> [Task objective]:
Determine which lines contain the word "constructor", then copy those lines.

--- START ---

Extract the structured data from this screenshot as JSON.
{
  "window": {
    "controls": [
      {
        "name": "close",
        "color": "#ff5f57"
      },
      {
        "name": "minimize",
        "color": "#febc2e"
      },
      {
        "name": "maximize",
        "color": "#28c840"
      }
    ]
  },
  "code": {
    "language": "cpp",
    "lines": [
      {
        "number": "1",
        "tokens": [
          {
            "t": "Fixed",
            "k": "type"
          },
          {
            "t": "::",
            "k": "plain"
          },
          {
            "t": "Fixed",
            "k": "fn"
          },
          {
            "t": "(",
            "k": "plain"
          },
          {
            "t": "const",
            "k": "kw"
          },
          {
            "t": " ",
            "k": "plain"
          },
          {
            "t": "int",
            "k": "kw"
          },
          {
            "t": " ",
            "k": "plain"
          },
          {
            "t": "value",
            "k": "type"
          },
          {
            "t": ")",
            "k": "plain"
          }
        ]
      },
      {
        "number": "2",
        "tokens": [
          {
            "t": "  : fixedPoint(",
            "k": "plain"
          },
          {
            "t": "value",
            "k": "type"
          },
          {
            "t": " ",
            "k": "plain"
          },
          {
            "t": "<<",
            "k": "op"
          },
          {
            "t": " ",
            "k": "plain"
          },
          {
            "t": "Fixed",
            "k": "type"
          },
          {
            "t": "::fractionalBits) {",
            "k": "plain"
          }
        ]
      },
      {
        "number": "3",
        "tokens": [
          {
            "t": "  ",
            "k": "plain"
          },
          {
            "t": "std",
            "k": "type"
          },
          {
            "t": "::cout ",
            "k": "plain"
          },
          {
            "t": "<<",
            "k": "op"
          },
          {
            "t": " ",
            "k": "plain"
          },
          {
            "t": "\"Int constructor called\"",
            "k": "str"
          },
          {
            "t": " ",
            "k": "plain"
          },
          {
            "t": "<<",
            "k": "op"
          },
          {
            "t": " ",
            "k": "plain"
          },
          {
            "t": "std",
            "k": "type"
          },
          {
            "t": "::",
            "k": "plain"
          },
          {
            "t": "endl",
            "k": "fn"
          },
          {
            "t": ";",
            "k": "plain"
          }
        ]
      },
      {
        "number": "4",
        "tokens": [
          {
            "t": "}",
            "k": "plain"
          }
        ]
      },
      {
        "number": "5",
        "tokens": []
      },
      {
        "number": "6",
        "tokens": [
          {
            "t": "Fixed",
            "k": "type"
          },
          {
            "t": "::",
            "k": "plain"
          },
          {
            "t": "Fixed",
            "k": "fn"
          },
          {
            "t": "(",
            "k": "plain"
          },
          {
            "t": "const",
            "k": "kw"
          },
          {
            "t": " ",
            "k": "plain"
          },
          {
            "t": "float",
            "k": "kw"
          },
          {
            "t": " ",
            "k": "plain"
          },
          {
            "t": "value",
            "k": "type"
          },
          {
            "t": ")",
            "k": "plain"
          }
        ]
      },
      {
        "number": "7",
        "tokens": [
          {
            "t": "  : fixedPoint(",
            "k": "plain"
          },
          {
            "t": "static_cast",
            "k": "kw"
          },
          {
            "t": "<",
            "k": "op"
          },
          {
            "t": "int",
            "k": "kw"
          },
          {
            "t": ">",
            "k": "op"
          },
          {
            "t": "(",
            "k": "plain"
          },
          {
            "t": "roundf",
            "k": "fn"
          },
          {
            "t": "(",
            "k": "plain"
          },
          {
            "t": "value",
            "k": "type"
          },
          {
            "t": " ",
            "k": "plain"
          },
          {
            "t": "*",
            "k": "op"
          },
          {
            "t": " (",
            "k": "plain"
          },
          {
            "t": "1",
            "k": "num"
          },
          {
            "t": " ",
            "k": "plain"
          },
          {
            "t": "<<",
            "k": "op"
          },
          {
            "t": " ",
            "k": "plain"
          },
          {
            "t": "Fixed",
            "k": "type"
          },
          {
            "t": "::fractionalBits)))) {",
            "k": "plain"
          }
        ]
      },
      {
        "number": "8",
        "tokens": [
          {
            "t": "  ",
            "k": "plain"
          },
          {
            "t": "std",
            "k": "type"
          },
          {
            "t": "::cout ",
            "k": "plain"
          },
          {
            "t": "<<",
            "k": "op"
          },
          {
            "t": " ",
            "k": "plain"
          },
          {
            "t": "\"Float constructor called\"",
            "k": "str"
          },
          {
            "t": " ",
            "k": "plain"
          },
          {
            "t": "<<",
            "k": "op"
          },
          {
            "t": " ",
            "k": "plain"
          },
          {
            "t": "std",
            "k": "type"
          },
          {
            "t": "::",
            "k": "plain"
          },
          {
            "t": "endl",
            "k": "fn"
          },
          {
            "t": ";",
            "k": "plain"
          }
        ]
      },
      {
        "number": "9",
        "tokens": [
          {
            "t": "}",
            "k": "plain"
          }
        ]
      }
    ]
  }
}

--- END ---

> [Solution to this problem]:
            "t": "\"Int constructor called\"",
            "t": "\"Float constructor called\"",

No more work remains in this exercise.